After one year, many Chibok girls are still missing. Here's how to help.
Even as Boko Haram continues to wreak havoc across the country—displacing millions, the majority of them children—Nigerians are taking to the streets today to prove that the terrorist organization hasn’t won and to remember the 219 girls abducted by Boko Haram one year ago today, many of whom are still missing.
For most outside the country, the terrorist act is widely associated with the hashtag, #BringBackOurGirls, which spread across the Internet like wildfire last spring before petering out just a few months later. Today, Nobel Prize recipient and human rights activist, Malala Yousafzai, and others are taking to Twitter to remind the world that these girls are not forgotten, and must be saved.
Meanwhile, the girls’ kidnapping from the northeastern town of Chibok continues to dominate headlines at home, with Boko Haram—whose name roughly translates to “Western education is forbidden”— claiming that many of the girls have converted to Islam and been married against their will.

◆ Problems and tasks:
• 1. Update the stretch of the Chibok article from "For most outside" through "must be saved.", replacing "Twitter" with "social media".
• 2. List every action the Chibok article attributes to Boko Haram.
The material that follows has no connection to the Chibok article.

◆ Supplied data:
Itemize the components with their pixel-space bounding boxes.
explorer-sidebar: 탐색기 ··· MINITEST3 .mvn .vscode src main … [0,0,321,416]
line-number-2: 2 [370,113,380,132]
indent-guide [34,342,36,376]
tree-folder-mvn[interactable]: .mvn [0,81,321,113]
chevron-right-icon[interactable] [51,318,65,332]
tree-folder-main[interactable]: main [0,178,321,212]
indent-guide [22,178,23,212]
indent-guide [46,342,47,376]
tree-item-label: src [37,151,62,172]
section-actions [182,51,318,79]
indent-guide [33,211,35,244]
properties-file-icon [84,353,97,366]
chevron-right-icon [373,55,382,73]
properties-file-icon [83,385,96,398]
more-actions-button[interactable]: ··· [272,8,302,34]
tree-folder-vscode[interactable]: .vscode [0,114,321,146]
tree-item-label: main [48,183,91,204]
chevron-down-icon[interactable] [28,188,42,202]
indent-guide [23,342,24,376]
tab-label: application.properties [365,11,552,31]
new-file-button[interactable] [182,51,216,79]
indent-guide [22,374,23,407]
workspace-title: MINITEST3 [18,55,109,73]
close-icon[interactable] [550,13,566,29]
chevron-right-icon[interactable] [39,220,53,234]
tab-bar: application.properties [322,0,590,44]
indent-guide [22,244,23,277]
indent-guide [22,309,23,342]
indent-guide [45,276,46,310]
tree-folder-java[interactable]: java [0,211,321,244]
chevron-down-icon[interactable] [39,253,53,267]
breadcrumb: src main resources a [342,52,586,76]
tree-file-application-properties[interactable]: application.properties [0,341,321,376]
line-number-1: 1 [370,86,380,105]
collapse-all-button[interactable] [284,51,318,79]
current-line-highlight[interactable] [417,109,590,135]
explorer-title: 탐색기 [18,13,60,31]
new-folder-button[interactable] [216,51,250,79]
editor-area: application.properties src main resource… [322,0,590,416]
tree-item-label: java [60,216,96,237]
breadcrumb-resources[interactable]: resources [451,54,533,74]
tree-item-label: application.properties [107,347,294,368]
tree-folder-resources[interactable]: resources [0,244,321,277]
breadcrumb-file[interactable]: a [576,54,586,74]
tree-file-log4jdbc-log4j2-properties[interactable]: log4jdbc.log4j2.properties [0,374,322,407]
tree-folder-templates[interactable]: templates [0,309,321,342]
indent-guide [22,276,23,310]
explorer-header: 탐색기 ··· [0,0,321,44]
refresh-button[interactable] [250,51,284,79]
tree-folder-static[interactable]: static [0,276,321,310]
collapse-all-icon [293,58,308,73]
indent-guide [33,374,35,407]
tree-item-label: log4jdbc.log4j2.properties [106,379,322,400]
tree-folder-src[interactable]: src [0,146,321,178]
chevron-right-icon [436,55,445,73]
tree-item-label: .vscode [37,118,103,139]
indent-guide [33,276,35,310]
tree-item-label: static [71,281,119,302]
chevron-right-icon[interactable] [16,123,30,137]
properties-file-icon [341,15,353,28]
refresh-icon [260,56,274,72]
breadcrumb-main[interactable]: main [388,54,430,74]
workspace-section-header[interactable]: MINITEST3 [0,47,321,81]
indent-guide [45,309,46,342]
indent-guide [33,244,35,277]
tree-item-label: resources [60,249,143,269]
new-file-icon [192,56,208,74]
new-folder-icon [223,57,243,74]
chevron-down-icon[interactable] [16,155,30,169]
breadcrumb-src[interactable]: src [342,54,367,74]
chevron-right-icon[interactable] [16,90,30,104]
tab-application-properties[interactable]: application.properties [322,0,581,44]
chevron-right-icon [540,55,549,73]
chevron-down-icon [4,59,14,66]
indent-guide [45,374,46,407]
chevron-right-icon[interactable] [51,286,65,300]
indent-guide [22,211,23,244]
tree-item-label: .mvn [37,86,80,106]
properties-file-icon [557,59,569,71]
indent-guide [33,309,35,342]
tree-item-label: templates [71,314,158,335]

◆ Replies:
• 1.
For most outside the country, the terrorist act is widely associated with the hashtag, #BringBackOurGirls, which spread across the Internet like wildfire last spring before petering out just a few months later. Today, Nobel Prize recipient and human rights activist, Malala Yousafzai, and others are taking to social media to remind the world that these girls are not forgotten, and must be saved.

• 2.
- Continuing to wreak havoc across the country
- Displacing millions, the majority of them children
- Abducting 219 girls one year ago
- Claiming that many of the girls have converted to Islam and been married against their will